Below is a block of records; repeat each one exactly.

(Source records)
========================================

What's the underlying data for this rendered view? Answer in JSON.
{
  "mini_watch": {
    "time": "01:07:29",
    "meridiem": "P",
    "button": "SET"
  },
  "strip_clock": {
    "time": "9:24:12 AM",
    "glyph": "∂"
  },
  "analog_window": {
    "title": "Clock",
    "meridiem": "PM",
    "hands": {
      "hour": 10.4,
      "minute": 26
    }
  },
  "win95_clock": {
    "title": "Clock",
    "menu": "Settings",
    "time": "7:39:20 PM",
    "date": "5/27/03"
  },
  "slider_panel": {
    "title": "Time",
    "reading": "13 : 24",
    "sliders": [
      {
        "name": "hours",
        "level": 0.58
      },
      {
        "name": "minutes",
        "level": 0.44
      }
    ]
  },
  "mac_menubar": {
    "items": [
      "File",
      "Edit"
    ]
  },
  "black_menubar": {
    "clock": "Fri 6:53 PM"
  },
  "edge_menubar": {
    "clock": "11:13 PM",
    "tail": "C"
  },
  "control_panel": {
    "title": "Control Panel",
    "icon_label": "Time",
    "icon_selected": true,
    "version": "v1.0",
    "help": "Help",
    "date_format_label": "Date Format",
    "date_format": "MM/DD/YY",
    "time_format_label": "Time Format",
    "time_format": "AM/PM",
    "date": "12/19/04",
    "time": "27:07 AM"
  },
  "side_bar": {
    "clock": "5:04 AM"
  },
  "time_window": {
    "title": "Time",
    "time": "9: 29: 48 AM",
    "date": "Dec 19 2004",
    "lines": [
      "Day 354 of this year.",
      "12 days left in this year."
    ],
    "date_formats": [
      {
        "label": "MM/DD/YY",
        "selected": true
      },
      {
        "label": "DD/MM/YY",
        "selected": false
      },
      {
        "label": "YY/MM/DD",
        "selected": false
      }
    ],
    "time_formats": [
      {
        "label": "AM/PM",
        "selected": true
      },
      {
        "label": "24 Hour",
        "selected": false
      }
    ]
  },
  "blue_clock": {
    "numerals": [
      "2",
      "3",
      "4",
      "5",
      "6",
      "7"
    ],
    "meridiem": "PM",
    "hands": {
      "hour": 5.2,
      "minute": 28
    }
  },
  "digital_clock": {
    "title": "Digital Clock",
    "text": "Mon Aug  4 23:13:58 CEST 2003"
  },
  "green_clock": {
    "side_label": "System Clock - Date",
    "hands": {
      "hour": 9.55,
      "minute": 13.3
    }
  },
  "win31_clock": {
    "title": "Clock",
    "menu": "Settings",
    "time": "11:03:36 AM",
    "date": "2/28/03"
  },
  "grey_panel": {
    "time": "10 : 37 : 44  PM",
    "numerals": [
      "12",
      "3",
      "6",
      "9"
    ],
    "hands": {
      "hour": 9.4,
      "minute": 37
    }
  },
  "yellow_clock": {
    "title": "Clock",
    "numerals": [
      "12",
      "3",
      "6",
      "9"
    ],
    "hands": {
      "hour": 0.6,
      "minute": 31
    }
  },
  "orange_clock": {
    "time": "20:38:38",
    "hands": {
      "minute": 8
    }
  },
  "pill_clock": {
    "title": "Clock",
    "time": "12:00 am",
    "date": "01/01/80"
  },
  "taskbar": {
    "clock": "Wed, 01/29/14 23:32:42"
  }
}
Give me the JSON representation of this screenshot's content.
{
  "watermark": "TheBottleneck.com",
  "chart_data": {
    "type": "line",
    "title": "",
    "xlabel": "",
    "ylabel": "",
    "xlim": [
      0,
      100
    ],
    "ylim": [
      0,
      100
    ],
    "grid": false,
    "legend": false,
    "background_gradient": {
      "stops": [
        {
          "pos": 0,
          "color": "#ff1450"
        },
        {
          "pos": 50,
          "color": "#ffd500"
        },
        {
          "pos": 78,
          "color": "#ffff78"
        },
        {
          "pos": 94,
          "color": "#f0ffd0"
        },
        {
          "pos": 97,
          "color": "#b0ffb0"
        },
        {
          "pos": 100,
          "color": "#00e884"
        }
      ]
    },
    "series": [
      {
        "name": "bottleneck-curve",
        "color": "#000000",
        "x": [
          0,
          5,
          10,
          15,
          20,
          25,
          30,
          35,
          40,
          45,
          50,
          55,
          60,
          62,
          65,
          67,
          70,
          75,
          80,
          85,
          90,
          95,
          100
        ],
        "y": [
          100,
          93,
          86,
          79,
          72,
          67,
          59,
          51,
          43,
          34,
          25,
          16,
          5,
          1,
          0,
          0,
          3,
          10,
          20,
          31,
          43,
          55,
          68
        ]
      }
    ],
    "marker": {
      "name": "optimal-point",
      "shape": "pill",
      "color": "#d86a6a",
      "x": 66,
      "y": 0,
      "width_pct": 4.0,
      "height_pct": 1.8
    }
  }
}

========================================

### Reply:
What's the underlying data for this rendered view? Answer in JSON.
{
  "mini_watch": {
    "time": "01:07:29",
    "meridiem": "P",
    "button": "SET"
  },
  "strip_clock": {
    "time": "9:24:12 AM",
    "glyph": "∂"
  },
  "analog_window": {
    "title": "Clock",
    "meridiem": "PM",
    "hands": {
      "hour": 10.4,
      "minute": 26
    }
  },
  "win95_clock": {
    "title": "Clock",
    "menu": "Settings",
    "time": "7:39:20 PM",
    "date": "5/27/03"
  },
  "slider_panel": {
    "title": "Time",
    "reading": "13 : 24",
    "sliders": [
      {
        "name": "hours",
        "level": 0.58
      },
      {
        "name": "minutes",
        "level": 0.44
      }
    ]
  },
  "mac_menubar": {
    "items": [
      "File",
      "Edit"
    ]
  },
  "black_menubar": {
    "clock": "Fri 6:53 PM"
  },
  "edge_menubar": {
    "clock": "11:13 PM",
    "tail": "C"
  },
  "control_panel": {
    "title": "Control Panel",
    "icon_label": "Time",
    "icon_selected": true,
    "version": "v1.0",
    "help": "Help",
    "date_format_label": "Date Format",
    "date_format": "MM/DD/YY",
    "time_format_label": "Time Format",
    "time_format": "AM/PM",
    "date": "12/19/04",
    "time": "27:07 AM"
  },
  "side_bar": {
    "clock": "5:04 AM"
  },
  "time_window": {
    "title": "Time",
    "time": "9: 29: 48 AM",
    "date": "Dec 19 2004",
    "lines": [
      "Day 354 of this year.",
      "12 days left in this year."
    ],
    "date_formats": [
      {
        "label": "MM/DD/YY",
        "selected": true
      },
      {
        "label": "DD/MM/YY",
        "selected": false
      },
      {
        "label": "YY/MM/DD",
        "selected": false
      }
    ],
    "time_formats": [
      {
        "label": "AM/PM",
        "selected": true
      },
      {
        "label": "24 Hour",
        "selected": false
      }
    ]
  },
  "blue_clock": {
    "numerals": [
      "2",
      "3",
      "4",
      "5",
      "6",
      "7"
    ],
    "meridiem": "PM",
    "hands": {
      "hour": 5.2,
      "minute": 28
    }
  },
  "digital_clock": {
    "title": "Digital Clock",
    "text": "Mon Aug  4 23:13:58 CEST 2003"
  },
  "green_clock": {
    "side_label": "System Clock - Date",
    "hands": {
      "hour": 9.55,
      "minute": 13.3
    }
  },
  "win31_clock": {
    "title": "Clock",
    "menu": "Settings",
    "time": "11:03:36 AM",
    "date": "2/28/03"
  },
  "grey_panel": {
    "time": "10 : 37 : 44  PM",
    "numerals": [
      "12",
      "3",
      "6",
      "9"
    ],
    "hands": {
      "hour": 9.4,
      "minute": 37
    }
  },
  "yellow_clock": {
    "title": "Clock",
    "numerals": [
      "12",
      "3",
      "6",
      "9"
    ],
    "hands": {
      "hour": 0.6,
      "minute": 31
    }
  },
  "orange_clock": {
    "time": "20:38:38",
    "hands": {
      "minute": 8
    }
  },
  "pill_clock": {
    "title": "Clock",
    "time": "12:00 am",
    "date": "01/01/80"
  },
  "taskbar": {
    "clock": "Wed, 01/29/14 23:32:42"
  }
}
Give me the JSON representation of this screenshot's content.
{
  "watermark": "TheBottleneck.com",
  "chart_data": {
    "type": "line",
    "title": "",
    "xlabel": "",
    "ylabel": "",
    "xlim": [
      0,
      100
    ],
    "ylim": [
      0,
      100
    ],
    "grid": false,
    "legend": false,
    "background_gradient": {
      "stops": [
        {
          "pos": 0,
          "color": "#ff1450"
        },
        {
          "pos": 50,
          "color": "#ffd500"
        },
        {
          "pos": 78,
          "color": "#ffff78"
        },
        {
          "pos": 94,
          "color": "#f0ffd0"
        },
        {
          "pos": 97,
          "color": "#b0ffb0"
        },
        {
          "pos": 100,
          "color": "#00e884"
        }
      ]
    },
    "series": [
      {
        "name": "bottleneck-curve",
        "color": "#000000",
        "x": [
          0,
          5,
          10,
          15,
          20,
          25,
          30,
          35,
          40,
          45,
          50,
          55,
          60,
          62,
          65,
          67,
          70,
          75,
          80,
          85,
          90,
          95,
          100
        ],
        "y": [
          100,
          93,
          86,
          79,
          72,
          67,
          59,
          51,
          43,
          34,
          25,
          16,
          5,
          1,
          0,
          0,
          3,
          10,
          20,
          31,
          43,
          55,
          68
        ]
      }
    ],
    "marker": {
      "name": "optimal-point",
      "shape": "pill",
      "color": "#d86a6a",
      "x": 66,
      "y": 0,
      "width_pct": 4.0,
      "height_pct": 1.8
    }
  }
}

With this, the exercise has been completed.